***** EXERCISE MATERIALS *****

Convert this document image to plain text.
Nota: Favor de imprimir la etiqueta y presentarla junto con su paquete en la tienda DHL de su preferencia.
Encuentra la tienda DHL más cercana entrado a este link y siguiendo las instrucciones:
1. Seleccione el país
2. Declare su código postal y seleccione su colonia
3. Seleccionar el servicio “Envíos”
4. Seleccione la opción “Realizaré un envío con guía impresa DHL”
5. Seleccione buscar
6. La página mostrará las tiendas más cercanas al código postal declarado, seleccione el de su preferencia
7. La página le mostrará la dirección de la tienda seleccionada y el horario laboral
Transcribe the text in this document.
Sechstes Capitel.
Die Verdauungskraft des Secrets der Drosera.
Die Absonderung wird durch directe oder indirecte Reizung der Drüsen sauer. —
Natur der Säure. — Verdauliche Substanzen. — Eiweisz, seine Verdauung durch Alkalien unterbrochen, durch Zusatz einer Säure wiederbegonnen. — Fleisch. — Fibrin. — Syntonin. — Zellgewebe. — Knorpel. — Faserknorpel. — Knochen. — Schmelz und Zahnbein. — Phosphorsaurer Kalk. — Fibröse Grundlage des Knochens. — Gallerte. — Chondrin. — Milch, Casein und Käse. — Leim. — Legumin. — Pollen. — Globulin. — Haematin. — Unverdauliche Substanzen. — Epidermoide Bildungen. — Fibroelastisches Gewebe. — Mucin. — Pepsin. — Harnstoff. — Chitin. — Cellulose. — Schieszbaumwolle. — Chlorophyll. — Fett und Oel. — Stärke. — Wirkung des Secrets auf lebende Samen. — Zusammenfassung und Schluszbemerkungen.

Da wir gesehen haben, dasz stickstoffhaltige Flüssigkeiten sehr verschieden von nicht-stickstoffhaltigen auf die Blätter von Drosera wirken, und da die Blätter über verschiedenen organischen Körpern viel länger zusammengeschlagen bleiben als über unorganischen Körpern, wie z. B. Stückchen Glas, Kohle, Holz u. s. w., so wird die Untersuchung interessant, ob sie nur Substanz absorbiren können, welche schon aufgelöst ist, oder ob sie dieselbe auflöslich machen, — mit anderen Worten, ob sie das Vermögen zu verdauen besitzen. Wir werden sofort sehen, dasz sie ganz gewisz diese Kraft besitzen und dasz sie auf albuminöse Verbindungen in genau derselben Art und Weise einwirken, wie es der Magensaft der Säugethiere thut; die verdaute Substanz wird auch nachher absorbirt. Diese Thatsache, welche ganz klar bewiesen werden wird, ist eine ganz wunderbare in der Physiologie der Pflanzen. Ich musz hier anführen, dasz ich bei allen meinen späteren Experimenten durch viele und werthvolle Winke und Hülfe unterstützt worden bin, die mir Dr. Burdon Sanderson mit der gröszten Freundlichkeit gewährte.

*****

**OBJECTIVE**
From the records above, pull out every line containing the word "postal".

**COMPLETE RESPONSE**
2. Declare su código postal y seleccione su colonia
6. La página mostrará las tiendas más cercanas al código postal declarado, seleccione el de su preferencia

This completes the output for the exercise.